— Start of Records supplied —

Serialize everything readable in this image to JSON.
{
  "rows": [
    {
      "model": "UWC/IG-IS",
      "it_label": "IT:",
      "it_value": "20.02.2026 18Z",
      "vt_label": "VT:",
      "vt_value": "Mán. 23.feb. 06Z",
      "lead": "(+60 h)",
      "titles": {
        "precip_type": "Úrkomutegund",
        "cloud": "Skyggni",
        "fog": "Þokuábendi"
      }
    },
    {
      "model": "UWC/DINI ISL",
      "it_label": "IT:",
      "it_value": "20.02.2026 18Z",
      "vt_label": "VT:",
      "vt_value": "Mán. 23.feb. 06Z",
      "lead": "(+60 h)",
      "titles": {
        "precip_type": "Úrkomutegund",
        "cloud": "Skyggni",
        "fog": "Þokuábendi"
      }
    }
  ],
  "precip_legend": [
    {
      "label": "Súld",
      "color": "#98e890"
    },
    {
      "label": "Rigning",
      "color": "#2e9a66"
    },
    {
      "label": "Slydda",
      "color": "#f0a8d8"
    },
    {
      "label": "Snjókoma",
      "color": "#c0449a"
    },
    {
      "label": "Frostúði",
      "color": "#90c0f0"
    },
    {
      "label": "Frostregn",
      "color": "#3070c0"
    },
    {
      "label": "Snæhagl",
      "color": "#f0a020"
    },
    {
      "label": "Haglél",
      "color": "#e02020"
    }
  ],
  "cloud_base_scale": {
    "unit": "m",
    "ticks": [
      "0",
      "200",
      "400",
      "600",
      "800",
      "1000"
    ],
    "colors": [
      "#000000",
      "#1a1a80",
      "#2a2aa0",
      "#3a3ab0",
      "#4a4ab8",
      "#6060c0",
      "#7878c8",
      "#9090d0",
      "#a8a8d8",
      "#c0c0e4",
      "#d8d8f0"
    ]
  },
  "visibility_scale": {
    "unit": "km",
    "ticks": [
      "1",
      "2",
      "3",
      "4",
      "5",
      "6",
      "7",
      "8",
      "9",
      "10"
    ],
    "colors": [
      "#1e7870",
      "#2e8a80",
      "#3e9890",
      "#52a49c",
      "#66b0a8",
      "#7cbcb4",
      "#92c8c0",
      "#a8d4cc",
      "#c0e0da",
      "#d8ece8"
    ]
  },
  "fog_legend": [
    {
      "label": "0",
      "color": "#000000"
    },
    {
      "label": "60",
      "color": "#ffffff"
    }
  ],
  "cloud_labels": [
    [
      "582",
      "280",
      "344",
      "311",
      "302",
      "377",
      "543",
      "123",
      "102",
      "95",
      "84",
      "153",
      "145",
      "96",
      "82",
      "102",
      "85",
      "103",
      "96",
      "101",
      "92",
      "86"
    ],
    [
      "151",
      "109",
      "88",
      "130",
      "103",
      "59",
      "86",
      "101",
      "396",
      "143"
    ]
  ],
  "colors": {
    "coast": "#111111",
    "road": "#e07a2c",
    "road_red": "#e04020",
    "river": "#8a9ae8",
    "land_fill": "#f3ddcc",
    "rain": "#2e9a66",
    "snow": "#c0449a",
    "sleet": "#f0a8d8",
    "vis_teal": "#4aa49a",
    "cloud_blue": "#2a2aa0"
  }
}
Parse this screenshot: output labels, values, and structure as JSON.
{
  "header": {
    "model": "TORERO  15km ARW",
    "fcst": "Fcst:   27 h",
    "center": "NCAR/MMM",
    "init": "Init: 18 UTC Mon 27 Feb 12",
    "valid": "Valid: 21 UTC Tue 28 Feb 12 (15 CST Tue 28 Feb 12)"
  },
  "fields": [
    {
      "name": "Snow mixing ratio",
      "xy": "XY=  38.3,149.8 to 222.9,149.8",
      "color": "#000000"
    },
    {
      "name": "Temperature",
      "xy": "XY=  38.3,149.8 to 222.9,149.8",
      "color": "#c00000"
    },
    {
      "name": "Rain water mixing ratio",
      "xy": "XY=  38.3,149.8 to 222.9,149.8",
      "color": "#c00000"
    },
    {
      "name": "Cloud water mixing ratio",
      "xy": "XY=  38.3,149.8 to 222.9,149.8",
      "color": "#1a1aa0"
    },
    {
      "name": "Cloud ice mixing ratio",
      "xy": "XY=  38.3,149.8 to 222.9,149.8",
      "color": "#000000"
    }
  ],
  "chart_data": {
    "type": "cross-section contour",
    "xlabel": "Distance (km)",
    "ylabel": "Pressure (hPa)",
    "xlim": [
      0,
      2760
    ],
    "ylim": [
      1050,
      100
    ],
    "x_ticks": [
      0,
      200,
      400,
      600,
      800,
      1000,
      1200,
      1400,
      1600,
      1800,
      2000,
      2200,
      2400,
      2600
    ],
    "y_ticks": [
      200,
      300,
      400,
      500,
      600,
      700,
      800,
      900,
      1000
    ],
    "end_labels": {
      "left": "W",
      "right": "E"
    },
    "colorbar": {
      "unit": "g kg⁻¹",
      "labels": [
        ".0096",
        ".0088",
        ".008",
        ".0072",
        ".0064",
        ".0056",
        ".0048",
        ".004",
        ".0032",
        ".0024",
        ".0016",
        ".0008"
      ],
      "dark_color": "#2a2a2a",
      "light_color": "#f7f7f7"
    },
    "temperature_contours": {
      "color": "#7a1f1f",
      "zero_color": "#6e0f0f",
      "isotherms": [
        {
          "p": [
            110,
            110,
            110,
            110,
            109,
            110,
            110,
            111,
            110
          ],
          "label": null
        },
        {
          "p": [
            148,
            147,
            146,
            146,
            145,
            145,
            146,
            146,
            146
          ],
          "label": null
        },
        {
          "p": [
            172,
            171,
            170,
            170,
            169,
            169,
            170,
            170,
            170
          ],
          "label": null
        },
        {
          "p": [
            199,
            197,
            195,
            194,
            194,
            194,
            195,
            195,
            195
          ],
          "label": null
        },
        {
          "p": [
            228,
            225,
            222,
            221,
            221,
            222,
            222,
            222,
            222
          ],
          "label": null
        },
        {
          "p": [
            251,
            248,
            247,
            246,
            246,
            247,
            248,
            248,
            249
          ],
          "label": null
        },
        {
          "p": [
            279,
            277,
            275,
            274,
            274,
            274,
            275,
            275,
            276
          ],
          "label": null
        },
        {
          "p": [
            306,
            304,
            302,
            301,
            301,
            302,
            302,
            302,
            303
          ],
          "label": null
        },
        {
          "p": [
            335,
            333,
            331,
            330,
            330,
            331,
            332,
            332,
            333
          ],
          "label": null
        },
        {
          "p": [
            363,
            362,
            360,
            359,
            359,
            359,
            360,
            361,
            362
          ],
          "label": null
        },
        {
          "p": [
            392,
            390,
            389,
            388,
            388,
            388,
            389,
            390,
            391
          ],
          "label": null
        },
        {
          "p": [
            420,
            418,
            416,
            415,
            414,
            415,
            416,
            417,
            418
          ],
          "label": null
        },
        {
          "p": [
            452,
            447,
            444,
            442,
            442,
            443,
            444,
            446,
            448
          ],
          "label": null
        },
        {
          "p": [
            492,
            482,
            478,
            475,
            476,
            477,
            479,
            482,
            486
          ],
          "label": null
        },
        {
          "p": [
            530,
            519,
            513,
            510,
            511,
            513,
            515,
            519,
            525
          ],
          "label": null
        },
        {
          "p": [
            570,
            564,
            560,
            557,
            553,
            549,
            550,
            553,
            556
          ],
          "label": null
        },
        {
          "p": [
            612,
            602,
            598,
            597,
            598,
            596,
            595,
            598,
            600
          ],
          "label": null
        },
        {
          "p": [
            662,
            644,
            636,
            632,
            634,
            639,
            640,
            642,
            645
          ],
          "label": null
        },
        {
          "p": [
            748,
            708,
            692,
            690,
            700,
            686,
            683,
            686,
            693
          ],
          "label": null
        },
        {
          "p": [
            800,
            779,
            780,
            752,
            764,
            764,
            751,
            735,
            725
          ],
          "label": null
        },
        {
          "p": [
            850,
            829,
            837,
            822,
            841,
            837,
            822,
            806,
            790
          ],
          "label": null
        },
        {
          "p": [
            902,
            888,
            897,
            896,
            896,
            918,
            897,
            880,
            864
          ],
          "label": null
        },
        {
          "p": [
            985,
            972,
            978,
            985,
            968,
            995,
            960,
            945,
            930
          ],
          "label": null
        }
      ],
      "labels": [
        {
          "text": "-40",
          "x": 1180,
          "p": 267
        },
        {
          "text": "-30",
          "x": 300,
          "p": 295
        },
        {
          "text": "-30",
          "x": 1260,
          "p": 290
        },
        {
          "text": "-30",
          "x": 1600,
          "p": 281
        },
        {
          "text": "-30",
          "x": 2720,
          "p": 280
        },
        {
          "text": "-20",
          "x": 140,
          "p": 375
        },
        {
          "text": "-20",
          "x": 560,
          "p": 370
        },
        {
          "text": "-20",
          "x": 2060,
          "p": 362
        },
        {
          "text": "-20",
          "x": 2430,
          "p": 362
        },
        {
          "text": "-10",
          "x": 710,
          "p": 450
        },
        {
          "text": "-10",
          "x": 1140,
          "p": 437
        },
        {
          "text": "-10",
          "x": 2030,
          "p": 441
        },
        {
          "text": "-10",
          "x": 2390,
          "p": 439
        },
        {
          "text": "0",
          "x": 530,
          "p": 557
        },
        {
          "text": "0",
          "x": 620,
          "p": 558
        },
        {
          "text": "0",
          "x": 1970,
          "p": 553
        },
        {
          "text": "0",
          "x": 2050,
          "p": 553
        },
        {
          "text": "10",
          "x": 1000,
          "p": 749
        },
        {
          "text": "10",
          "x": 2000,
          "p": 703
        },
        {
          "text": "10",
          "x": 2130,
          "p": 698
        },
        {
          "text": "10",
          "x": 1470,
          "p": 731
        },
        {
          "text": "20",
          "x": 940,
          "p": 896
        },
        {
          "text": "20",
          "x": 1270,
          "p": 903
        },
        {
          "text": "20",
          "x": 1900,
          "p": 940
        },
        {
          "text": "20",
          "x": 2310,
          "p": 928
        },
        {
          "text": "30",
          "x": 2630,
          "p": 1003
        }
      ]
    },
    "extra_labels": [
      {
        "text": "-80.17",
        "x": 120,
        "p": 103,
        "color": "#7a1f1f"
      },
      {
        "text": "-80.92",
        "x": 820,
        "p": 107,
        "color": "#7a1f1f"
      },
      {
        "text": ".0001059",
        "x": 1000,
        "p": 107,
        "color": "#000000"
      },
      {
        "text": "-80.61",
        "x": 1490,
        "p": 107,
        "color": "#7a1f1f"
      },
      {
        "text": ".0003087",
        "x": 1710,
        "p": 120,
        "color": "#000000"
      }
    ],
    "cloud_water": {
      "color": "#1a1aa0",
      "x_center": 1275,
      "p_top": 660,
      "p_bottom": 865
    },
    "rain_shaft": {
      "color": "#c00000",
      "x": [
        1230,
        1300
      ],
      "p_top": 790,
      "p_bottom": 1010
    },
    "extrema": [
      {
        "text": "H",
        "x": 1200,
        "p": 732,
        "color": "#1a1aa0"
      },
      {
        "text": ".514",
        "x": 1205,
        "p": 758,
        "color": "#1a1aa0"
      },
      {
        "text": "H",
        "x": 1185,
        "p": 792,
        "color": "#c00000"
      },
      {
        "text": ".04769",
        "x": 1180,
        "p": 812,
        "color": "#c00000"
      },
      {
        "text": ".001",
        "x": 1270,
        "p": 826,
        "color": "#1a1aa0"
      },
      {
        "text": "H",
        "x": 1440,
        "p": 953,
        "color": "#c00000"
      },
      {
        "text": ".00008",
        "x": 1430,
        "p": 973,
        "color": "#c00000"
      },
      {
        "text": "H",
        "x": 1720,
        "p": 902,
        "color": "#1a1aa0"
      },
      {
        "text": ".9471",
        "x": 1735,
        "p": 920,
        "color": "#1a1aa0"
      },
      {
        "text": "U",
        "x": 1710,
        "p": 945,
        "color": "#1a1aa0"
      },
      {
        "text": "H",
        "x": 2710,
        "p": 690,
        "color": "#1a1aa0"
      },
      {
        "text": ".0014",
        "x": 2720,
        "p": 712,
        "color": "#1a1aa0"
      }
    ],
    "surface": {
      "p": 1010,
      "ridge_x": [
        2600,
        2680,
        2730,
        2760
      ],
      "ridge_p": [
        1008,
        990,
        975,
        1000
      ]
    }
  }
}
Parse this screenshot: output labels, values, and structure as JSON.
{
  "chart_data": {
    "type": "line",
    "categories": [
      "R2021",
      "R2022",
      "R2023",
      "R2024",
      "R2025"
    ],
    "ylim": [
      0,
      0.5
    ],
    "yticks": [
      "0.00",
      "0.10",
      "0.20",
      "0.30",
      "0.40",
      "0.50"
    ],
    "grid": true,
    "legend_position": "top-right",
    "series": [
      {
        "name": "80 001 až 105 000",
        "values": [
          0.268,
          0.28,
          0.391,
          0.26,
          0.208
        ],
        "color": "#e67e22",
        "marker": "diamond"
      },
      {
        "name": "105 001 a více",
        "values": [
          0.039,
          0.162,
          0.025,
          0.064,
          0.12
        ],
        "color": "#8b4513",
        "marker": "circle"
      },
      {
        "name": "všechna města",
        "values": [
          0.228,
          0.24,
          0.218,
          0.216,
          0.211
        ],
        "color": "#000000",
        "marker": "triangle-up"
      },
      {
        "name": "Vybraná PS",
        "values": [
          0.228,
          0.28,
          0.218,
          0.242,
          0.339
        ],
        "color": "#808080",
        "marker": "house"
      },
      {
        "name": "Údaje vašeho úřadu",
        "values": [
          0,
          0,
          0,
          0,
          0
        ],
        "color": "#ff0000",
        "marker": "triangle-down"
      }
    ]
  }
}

— End of Records supplied —

● **Aim**: Locate the word "model" in the entries, and copy every line where it is found.

● **Problem solution**:
      "model": "UWC/IG-IS",
      "model": "UWC/DINI ISL",
    "model": "TORERO  15km ARW",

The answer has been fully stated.